Records
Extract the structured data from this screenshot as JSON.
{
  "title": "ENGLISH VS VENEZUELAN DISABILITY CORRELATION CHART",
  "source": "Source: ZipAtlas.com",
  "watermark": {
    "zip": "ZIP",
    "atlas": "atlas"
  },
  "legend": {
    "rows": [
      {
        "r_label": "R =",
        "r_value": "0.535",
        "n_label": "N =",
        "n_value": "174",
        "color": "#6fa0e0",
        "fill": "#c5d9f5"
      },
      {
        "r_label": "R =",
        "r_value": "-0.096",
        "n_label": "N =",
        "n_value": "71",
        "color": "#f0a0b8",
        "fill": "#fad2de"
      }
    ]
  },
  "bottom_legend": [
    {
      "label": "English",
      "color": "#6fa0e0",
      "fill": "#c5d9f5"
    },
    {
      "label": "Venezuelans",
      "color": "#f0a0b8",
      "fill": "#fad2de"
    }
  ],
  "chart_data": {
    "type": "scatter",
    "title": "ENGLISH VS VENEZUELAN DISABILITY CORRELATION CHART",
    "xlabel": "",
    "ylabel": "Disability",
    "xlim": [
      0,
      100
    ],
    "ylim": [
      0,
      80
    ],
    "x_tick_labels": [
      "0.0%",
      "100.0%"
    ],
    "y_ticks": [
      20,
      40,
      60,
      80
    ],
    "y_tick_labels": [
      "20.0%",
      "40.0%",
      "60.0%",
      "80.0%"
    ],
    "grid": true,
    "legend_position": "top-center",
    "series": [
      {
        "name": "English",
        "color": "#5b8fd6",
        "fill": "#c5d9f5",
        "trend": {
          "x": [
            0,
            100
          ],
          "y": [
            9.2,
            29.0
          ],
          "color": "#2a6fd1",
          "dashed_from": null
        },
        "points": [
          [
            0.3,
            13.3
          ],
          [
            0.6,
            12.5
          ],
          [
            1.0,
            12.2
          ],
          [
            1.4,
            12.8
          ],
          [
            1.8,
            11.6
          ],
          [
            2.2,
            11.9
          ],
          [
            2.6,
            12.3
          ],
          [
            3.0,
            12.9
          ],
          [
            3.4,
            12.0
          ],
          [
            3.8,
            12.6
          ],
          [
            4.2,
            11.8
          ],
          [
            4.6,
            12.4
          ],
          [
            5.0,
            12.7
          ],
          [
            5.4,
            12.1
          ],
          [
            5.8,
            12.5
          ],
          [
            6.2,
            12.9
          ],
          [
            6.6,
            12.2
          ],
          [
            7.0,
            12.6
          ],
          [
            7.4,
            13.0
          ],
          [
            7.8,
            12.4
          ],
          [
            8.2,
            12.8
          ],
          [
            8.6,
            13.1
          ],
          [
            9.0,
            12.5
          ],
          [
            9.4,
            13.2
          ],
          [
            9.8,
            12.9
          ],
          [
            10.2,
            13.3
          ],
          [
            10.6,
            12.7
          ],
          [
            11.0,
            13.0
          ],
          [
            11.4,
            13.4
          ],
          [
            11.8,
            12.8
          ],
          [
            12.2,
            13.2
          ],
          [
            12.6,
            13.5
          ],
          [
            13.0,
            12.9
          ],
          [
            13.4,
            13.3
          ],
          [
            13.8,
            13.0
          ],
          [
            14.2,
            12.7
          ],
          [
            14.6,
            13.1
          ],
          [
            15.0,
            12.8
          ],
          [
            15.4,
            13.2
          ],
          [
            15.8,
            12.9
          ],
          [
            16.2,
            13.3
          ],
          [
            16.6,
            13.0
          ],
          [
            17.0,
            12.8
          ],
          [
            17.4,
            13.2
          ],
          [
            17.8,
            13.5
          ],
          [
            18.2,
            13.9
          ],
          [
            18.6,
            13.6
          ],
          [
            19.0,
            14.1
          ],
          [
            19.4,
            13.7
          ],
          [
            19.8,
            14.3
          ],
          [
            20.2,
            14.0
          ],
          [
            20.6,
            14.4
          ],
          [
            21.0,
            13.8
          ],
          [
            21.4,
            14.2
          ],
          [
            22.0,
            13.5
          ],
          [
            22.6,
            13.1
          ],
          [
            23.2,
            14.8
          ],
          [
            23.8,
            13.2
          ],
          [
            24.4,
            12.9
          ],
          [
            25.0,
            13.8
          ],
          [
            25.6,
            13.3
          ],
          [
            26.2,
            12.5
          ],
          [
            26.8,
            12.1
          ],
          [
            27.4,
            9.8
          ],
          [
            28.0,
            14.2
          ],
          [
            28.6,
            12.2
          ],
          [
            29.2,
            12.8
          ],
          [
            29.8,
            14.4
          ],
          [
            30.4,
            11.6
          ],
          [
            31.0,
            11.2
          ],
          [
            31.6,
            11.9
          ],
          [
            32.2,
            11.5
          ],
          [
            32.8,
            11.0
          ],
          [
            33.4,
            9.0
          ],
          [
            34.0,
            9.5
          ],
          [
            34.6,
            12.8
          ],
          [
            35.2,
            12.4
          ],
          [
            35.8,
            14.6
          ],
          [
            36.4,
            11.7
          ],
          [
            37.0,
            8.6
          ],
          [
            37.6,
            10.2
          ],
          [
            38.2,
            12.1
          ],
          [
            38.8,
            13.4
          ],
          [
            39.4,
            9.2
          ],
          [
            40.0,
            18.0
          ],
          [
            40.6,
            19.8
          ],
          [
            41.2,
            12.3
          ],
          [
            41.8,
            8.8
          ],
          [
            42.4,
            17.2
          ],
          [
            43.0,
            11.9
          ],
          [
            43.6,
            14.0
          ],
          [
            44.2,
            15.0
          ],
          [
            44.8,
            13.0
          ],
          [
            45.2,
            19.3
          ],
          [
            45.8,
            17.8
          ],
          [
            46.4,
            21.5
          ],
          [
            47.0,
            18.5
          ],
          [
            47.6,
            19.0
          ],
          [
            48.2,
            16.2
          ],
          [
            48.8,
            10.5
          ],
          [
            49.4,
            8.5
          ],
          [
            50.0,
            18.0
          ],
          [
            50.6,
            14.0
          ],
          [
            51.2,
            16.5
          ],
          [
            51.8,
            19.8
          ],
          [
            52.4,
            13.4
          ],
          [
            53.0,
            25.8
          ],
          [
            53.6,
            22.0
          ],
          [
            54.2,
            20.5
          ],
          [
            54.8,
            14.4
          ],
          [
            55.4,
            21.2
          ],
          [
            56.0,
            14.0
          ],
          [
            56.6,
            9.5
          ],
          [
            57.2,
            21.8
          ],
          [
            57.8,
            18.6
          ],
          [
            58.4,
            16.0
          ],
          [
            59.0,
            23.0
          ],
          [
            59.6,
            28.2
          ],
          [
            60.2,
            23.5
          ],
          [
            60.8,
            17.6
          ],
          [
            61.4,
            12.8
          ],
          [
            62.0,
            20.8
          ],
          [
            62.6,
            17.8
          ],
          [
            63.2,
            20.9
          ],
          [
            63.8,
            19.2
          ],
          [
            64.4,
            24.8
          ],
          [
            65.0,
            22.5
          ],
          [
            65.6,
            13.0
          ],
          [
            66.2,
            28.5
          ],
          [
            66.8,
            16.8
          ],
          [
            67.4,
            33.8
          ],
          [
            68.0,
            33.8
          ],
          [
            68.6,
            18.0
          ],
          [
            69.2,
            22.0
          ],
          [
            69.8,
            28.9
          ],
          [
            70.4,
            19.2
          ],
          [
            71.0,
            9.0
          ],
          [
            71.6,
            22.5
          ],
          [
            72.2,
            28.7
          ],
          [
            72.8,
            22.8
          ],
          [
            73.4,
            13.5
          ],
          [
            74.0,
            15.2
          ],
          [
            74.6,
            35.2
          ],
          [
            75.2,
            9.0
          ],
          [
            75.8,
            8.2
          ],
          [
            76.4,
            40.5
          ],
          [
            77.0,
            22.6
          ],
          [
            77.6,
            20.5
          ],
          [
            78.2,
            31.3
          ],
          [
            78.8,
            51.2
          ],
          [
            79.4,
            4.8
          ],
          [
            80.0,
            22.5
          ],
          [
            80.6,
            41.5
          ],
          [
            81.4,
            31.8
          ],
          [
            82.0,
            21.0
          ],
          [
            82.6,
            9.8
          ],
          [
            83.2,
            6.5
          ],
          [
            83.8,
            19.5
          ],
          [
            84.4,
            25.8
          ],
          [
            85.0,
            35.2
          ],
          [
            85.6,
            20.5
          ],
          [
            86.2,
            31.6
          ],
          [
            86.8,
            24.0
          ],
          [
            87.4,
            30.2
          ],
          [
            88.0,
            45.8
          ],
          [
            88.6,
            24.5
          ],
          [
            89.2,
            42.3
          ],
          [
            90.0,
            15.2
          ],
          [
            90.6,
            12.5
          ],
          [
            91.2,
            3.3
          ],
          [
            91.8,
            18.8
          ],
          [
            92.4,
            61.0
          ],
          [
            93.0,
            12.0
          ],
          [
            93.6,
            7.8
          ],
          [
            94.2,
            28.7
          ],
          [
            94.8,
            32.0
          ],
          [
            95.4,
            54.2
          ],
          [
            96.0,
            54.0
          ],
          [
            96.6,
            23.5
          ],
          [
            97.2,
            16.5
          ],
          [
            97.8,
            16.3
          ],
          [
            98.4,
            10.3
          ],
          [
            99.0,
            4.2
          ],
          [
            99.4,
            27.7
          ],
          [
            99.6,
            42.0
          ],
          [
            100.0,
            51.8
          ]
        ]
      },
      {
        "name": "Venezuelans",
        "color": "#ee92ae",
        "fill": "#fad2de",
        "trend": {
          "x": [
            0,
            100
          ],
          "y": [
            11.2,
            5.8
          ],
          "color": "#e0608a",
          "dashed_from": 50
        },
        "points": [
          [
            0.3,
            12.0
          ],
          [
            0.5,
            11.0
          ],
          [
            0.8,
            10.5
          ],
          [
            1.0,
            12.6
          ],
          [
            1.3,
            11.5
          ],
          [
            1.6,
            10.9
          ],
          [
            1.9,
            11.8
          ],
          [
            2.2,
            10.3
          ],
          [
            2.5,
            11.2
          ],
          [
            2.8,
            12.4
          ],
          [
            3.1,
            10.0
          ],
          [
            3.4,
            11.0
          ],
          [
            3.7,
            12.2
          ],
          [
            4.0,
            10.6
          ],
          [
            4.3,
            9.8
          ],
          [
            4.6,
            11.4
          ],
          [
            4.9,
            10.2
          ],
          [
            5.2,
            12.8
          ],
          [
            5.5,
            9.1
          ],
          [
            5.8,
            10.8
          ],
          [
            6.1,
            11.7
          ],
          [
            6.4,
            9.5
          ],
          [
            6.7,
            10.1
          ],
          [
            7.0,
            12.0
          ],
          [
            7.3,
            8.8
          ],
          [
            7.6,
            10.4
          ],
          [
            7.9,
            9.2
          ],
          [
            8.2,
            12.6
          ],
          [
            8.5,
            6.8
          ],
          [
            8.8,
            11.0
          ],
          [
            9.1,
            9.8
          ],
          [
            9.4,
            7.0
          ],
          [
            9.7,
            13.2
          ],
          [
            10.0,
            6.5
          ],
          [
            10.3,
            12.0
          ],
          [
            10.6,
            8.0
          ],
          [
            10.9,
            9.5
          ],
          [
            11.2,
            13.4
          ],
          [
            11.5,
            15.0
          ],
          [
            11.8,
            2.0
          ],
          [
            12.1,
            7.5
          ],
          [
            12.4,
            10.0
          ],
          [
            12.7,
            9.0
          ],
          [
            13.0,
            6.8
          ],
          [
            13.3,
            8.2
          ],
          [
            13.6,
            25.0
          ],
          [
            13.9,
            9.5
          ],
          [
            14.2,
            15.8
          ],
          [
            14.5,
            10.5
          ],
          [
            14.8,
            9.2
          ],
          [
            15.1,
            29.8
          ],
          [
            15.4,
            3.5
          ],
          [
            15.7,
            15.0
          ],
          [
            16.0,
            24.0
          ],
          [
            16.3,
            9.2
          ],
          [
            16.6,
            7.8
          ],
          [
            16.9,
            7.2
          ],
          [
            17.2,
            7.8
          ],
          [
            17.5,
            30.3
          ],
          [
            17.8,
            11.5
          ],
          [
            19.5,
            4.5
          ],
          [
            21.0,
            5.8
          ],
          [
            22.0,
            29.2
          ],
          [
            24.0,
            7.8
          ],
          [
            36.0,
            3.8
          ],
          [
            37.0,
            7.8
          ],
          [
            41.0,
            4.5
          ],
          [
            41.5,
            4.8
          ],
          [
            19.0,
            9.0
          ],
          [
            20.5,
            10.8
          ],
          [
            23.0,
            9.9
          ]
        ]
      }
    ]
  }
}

### Problem to work on
List all lines holding the string "title".

### Task solution
  "title": "ENGLISH VS VENEZUELAN DISABILITY CORRELATION CHART",
    "title": "ENGLISH VS VENEZUELAN DISABILITY CORRELATION CHART",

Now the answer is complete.